▶ _WHAT THE EXERCISE ASKS_:
Each record needs to be echoed exactly; can you do that?

^^^^^^^^^^^^^^^^

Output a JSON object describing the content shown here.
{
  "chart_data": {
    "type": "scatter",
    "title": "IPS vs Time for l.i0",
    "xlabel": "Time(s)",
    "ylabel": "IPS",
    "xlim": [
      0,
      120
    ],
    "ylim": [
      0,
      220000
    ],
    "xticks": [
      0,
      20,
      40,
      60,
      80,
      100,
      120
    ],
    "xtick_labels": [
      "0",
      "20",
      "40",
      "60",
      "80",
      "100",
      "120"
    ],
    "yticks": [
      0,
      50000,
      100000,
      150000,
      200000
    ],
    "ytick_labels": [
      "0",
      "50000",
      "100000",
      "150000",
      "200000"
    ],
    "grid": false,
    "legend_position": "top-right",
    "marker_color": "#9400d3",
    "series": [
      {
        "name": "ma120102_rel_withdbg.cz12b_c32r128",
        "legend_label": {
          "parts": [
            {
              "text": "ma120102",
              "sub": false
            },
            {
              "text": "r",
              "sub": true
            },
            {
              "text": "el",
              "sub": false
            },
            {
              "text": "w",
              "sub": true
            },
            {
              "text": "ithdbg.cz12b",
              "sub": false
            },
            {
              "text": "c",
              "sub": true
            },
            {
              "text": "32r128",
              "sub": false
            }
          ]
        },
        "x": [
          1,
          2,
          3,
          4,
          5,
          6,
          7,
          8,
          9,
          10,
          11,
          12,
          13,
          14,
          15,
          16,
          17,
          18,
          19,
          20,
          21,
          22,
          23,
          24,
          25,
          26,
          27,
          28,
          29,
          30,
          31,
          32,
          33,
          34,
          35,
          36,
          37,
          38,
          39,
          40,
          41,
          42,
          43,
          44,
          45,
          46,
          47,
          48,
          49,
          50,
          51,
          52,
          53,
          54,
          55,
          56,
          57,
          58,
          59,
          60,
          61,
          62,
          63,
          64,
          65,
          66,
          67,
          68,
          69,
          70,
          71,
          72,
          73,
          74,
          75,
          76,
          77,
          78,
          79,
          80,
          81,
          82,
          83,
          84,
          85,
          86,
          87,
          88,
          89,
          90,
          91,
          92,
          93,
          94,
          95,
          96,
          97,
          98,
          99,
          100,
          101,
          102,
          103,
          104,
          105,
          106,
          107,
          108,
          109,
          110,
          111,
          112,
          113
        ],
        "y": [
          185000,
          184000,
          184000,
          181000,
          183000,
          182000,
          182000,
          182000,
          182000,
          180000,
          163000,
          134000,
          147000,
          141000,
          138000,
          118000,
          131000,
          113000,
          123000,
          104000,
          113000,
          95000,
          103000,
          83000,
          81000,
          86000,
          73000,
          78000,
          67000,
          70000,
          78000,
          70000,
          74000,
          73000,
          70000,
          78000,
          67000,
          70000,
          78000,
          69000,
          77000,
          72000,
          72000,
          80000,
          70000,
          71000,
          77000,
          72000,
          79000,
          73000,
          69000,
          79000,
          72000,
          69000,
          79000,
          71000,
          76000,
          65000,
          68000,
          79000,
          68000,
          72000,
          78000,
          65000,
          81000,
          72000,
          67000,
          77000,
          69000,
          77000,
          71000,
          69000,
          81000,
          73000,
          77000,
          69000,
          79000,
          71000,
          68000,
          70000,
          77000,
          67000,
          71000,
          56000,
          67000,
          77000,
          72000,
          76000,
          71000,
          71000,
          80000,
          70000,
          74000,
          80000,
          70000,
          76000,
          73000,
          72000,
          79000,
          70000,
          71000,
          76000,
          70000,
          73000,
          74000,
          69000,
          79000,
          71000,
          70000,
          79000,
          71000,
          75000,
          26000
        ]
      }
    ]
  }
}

^^^^^^^^^^^^^^^^

▶ _RESPONSE TO THIS TASK_:
Output a JSON object describing the content shown here.
{
  "chart_data": {
    "type": "scatter",
    "title": "IPS vs Time for l.i0",
    "xlabel": "Time(s)",
    "ylabel": "IPS",
    "xlim": [
      0,
      120
    ],
    "ylim": [
      0,
      220000
    ],
    "xticks": [
      0,
      20,
      40,
      60,
      80,
      100,
      120
    ],
    "xtick_labels": [
      "0",
      "20",
      "40",
      "60",
      "80",
      "100",
      "120"
    ],
    "yticks": [
      0,
      50000,
      100000,
      150000,
      200000
    ],
    "ytick_labels": [
      "0",
      "50000",
      "100000",
      "150000",
      "200000"
    ],
    "grid": false,
    "legend_position": "top-right",
    "marker_color": "#9400d3",
    "series": [
      {
        "name": "ma120102_rel_withdbg.cz12b_c32r128",
        "legend_label": {
          "parts": [
            {
              "text": "ma120102",
              "sub": false
            },
            {
              "text": "r",
              "sub": true
            },
            {
              "text": "el",
              "sub": false
            },
            {
              "text": "w",
              "sub": true
            },
            {
              "text": "ithdbg.cz12b",
              "sub": false
            },
            {
              "text": "c",
              "sub": true
            },
            {
              "text": "32r128",
              "sub": false
            }
          ]
        },
        "x": [
          1,
          2,
          3,
          4,
          5,
          6,
          7,
          8,
          9,
          10,
          11,
          12,
          13,
          14,
          15,
          16,
          17,
          18,
          19,
          20,
          21,
          22,
          23,
          24,
          25,
          26,
          27,
          28,
          29,
          30,
          31,
          32,
          33,
          34,
          35,
          36,
          37,
          38,
          39,
          40,
          41,
          42,
          43,
          44,
          45,
          46,
          47,
          48,
          49,
          50,
          51,
          52,
          53,
          54,
          55,
          56,
          57,
          58,
          59,
          60,
          61,
          62,
          63,
          64,
          65,
          66,
          67,
          68,
          69,
          70,
          71,
          72,
          73,
          74,
          75,
          76,
          77,
          78,
          79,
          80,
          81,
          82,
          83,
          84,
          85,
          86,
          87,
          88,
          89,
          90,
          91,
          92,
          93,
          94,
          95,
          96,
          97,
          98,
          99,
          100,
          101,
          102,
          103,
          104,
          105,
          106,
          107,
          108,
          109,
          110,
          111,
          112,
          113
        ],
        "y": [
          185000,
          184000,
          184000,
          181000,
          183000,
          182000,
          182000,
          182000,
          182000,
          180000,
          163000,
          134000,
          147000,
          141000,
          138000,
          118000,
          131000,
          113000,
          123000,
          104000,
          113000,
          95000,
          103000,
          83000,
          81000,
          86000,
          73000,
          78000,
          67000,
          70000,
          78000,
          70000,
          74000,
          73000,
          70000,
          78000,
          67000,
          70000,
          78000,
          69000,
          77000,
          72000,
          72000,
          80000,
          70000,
          71000,
          77000,
          72000,
          79000,
          73000,
          69000,
          79000,
          72000,
          69000,
          79000,
          71000,
          76000,
          65000,
          68000,
          79000,
          68000,
          72000,
          78000,
          65000,
          81000,
          72000,
          67000,
          77000,
          69000,
          77000,
          71000,
          69000,
          81000,
          73000,
          77000,
          69000,
          79000,
          71000,
          68000,
          70000,
          77000,
          67000,
          71000,
          56000,
          67000,
          77000,
          72000,
          76000,
          71000,
          71000,
          80000,
          70000,
          74000,
          80000,
          70000,
          76000,
          73000,
          72000,
          79000,
          70000,
          71000,
          76000,
          70000,
          73000,
          74000,
          69000,
          79000,
          71000,
          70000,
          79000,
          71000,
          75000,
          26000
        ]
      }
    ]
  }
}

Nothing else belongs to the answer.